* What the task requires
Make an exact copy of the lines, leaving the pictures out.

* Extracted records
--- start ---

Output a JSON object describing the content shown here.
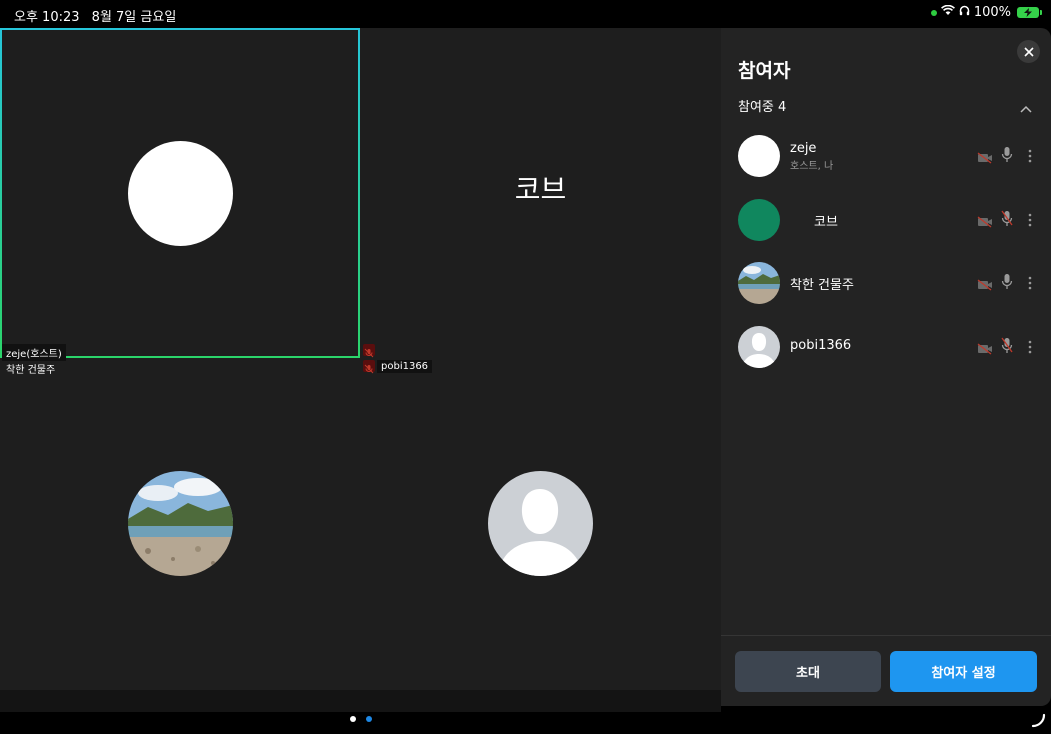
{
  "status_bar": {
    "time": "오후 10:23",
    "date": "8월 7일 금요일",
    "battery": "100%"
  },
  "grid": {
    "tiles": [
      {
        "name_label": "zeje(호스트)"
      },
      {
        "center_label": "코브"
      },
      {},
      {}
    ],
    "chips": {
      "top_left_sub": "착한 건물주",
      "pobi": "pobi1366"
    },
    "page_dots": 2,
    "active_page": 2
  },
  "panel": {
    "title": "참여자",
    "section_label": "참여중 4",
    "participants": [
      {
        "name": "zeje",
        "sub": "호스트, 나",
        "avatar": "white-circle",
        "camera": "off",
        "mic": "on"
      },
      {
        "name": "코브",
        "sub": "",
        "avatar": "green-circle",
        "camera": "off",
        "mic": "off"
      },
      {
        "name": "착한 건물주",
        "sub": "",
        "avatar": "landscape-photo",
        "camera": "off",
        "mic": "on"
      },
      {
        "name": "pobi1366",
        "sub": "",
        "avatar": "default-person",
        "camera": "off",
        "mic": "off"
      }
    ],
    "invite_label": "초대",
    "settings_label": "참여자 설정"
  },
  "colors": {
    "accent": "#1e96f0",
    "invite_bg": "#3d4550",
    "active_border_top": "#26c6da",
    "active_border_bottom": "#2bd46a",
    "green_avatar": "#10875e"
  }
}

--- end ---

* Answer to this exercise
Output a JSON object describing the content shown here.
{
  "status_bar": {
    "time": "오후 10:23",
    "date": "8월 7일 금요일",
    "battery": "100%"
  },
  "grid": {
    "tiles": [
      {
        "name_label": "zeje(호스트)"
      },
      {
        "center_label": "코브"
      },
      {},
      {}
    ],
    "chips": {
      "top_left_sub": "착한 건물주",
      "pobi": "pobi1366"
    },
    "page_dots": 2,
    "active_page": 2
  },
  "panel": {
    "title": "참여자",
    "section_label": "참여중 4",
    "participants": [
      {
        "name": "zeje",
        "sub": "호스트, 나",
        "avatar": "white-circle",
        "camera": "off",
        "mic": "on"
      },
      {
        "name": "코브",
        "sub": "",
        "avatar": "green-circle",
        "camera": "off",
        "mic": "off"
      },
      {
        "name": "착한 건물주",
        "sub": "",
        "avatar": "landscape-photo",
        "camera": "off",
        "mic": "on"
      },
      {
        "name": "pobi1366",
        "sub": "",
        "avatar": "default-person",
        "camera": "off",
        "mic": "off"
      }
    ],
    "invite_label": "초대",
    "settings_label": "참여자 설정"
  },
  "colors": {
    "accent": "#1e96f0",
    "invite_bg": "#3d4550",
    "active_border_top": "#26c6da",
    "active_border_bottom": "#2bd46a",
    "green_avatar": "#10875e"
  }
}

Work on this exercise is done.